AVAILABLE RECORDS

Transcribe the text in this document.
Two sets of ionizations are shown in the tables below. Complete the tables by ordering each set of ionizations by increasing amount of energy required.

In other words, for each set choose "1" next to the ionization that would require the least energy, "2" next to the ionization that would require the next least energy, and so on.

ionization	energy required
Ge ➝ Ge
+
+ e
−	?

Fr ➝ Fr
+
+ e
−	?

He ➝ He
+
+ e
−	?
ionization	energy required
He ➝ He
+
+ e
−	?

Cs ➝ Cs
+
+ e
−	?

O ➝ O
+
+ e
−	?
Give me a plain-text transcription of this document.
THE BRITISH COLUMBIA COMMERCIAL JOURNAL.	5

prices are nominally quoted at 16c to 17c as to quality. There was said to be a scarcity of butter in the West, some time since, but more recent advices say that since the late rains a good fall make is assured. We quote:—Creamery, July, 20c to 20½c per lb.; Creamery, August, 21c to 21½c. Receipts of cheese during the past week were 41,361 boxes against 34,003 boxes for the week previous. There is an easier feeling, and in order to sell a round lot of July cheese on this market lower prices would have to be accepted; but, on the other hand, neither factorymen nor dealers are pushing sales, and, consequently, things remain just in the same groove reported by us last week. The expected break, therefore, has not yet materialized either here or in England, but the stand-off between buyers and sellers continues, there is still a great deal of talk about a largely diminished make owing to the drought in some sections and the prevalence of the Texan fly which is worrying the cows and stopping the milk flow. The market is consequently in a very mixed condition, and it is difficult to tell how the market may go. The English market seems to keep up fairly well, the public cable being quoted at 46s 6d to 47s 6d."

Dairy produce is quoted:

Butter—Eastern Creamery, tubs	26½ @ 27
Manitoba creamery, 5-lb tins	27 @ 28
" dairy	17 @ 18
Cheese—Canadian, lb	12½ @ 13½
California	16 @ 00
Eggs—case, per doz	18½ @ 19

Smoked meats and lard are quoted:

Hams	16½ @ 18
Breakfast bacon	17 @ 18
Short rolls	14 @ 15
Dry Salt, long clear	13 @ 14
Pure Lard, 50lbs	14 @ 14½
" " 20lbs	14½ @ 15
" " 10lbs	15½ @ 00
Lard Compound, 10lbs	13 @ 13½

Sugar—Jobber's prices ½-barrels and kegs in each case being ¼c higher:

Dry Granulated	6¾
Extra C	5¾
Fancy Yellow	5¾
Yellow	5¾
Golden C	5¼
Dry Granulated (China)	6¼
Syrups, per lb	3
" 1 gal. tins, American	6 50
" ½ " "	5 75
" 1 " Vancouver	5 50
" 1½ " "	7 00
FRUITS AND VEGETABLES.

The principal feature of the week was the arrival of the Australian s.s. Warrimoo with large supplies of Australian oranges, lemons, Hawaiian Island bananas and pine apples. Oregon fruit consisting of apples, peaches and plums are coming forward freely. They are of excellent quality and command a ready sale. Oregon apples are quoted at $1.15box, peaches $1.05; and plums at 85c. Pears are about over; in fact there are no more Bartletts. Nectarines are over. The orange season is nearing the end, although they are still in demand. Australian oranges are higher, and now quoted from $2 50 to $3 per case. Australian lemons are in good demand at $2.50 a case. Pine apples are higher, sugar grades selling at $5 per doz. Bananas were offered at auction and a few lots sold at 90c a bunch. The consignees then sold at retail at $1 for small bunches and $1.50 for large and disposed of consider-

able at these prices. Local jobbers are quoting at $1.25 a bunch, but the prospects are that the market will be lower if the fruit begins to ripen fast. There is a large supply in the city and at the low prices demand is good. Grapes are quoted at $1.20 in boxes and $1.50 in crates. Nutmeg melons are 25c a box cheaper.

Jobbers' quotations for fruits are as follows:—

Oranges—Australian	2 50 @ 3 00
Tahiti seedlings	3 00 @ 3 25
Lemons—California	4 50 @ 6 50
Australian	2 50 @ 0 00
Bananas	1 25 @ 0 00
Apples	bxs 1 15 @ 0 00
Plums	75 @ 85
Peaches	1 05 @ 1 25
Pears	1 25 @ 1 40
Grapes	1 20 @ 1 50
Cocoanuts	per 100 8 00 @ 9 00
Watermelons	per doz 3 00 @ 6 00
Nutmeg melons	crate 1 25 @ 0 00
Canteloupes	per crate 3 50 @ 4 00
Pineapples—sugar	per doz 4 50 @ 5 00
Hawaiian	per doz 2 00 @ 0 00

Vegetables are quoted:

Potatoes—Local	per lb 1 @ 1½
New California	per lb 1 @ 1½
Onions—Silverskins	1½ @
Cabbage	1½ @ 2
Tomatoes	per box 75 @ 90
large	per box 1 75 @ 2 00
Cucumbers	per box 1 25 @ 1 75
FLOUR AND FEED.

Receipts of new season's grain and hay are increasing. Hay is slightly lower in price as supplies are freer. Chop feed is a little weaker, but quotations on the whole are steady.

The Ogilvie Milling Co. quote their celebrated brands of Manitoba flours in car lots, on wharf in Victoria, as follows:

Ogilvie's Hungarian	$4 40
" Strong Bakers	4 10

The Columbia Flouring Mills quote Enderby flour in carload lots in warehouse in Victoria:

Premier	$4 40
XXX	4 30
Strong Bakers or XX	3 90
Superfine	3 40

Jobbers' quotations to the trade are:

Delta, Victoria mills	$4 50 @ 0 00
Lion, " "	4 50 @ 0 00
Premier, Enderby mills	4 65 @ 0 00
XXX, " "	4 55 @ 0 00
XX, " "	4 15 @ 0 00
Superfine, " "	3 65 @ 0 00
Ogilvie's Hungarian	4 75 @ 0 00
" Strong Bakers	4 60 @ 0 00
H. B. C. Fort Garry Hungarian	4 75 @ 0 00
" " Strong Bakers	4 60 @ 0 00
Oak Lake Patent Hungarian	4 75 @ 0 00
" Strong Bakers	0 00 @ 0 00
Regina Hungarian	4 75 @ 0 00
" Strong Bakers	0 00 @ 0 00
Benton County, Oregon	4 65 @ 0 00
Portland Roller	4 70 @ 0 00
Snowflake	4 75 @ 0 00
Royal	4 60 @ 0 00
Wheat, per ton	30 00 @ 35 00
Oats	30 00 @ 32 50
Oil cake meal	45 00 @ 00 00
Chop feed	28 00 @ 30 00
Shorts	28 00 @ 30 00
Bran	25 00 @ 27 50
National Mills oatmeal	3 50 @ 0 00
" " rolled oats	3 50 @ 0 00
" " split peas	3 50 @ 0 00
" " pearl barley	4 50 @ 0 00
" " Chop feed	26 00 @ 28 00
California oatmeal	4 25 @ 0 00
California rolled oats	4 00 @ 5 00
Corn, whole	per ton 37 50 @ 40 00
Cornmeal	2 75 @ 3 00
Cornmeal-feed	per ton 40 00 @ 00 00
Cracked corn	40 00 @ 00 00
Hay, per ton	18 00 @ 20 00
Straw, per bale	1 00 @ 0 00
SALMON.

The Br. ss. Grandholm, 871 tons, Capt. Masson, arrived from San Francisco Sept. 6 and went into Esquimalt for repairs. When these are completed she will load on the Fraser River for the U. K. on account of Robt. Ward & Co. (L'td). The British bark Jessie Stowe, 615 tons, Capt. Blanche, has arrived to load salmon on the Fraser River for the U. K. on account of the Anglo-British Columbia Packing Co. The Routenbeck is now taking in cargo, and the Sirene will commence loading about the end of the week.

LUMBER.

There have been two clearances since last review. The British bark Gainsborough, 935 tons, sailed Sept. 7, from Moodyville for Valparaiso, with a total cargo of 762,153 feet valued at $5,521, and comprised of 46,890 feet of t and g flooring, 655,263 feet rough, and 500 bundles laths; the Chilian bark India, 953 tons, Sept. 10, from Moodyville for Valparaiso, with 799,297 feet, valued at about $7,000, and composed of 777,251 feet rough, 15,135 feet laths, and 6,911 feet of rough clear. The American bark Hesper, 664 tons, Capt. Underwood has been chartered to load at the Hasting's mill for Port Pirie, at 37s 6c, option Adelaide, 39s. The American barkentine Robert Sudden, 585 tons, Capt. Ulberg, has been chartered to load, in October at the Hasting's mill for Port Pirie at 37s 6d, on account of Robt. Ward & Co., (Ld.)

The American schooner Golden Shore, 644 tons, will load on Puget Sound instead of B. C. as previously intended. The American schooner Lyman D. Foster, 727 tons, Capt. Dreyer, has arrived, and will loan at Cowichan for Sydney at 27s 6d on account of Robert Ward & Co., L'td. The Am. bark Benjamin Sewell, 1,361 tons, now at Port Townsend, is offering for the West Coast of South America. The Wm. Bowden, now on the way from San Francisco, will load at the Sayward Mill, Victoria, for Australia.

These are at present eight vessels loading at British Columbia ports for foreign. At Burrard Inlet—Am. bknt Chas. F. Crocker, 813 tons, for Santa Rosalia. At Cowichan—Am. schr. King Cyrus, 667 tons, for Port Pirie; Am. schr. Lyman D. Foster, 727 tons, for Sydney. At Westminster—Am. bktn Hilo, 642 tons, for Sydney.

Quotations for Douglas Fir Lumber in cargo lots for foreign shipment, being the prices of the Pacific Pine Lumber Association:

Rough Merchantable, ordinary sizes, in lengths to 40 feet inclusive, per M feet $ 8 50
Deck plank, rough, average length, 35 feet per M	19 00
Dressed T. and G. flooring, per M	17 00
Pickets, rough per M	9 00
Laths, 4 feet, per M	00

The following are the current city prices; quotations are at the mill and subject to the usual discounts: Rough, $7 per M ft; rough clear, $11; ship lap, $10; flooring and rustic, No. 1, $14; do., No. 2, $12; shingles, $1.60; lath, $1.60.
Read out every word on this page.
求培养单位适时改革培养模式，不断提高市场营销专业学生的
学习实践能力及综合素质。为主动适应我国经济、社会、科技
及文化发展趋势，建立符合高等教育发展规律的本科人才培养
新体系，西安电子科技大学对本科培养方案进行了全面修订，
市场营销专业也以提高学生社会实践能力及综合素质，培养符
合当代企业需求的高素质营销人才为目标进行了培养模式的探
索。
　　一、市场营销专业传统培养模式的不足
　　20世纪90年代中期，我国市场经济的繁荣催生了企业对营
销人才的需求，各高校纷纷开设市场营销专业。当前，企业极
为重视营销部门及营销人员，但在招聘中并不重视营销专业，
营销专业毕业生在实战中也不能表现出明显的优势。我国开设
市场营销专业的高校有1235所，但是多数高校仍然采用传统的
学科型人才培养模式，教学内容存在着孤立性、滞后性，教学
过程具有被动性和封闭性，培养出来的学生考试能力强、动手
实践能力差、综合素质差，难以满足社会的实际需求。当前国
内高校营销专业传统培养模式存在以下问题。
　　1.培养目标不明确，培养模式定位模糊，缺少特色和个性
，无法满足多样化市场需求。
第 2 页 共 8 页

WORK TO BE COMPLETED
Set down, exactly and in full, the lines from the one containing "Read out every word on this page." through the end of the entries; no other line belongs.

RESULT FOR THIS TASK
Read out every word on this page.
求培养单位适时改革培养模式，不断提高市场营销专业学生的
学习实践能力及综合素质。为主动适应我国经济、社会、科技
及文化发展趋势，建立符合高等教育发展规律的本科人才培养
新体系，西安电子科技大学对本科培养方案进行了全面修订，
市场营销专业也以提高学生社会实践能力及综合素质，培养符
合当代企业需求的高素质营销人才为目标进行了培养模式的探
索。
　　一、市场营销专业传统培养模式的不足
　　20世纪90年代中期，我国市场经济的繁荣催生了企业对营
销人才的需求，各高校纷纷开设市场营销专业。当前，企业极
为重视营销部门及营销人员，但在招聘中并不重视营销专业，
营销专业毕业生在实战中也不能表现出明显的优势。我国开设
市场营销专业的高校有1235所，但是多数高校仍然采用传统的
学科型人才培养模式，教学内容存在着孤立性、滞后性，教学
过程具有被动性和封闭性，培养出来的学生考试能力强、动手
实践能力差、综合素质差，难以满足社会的实际需求。当前国
内高校营销专业传统培养模式存在以下问题。
　　1.培养目标不明确，培养模式定位模糊，缺少特色和个性
，无法满足多样化市场需求。
第 2 页 共 8 页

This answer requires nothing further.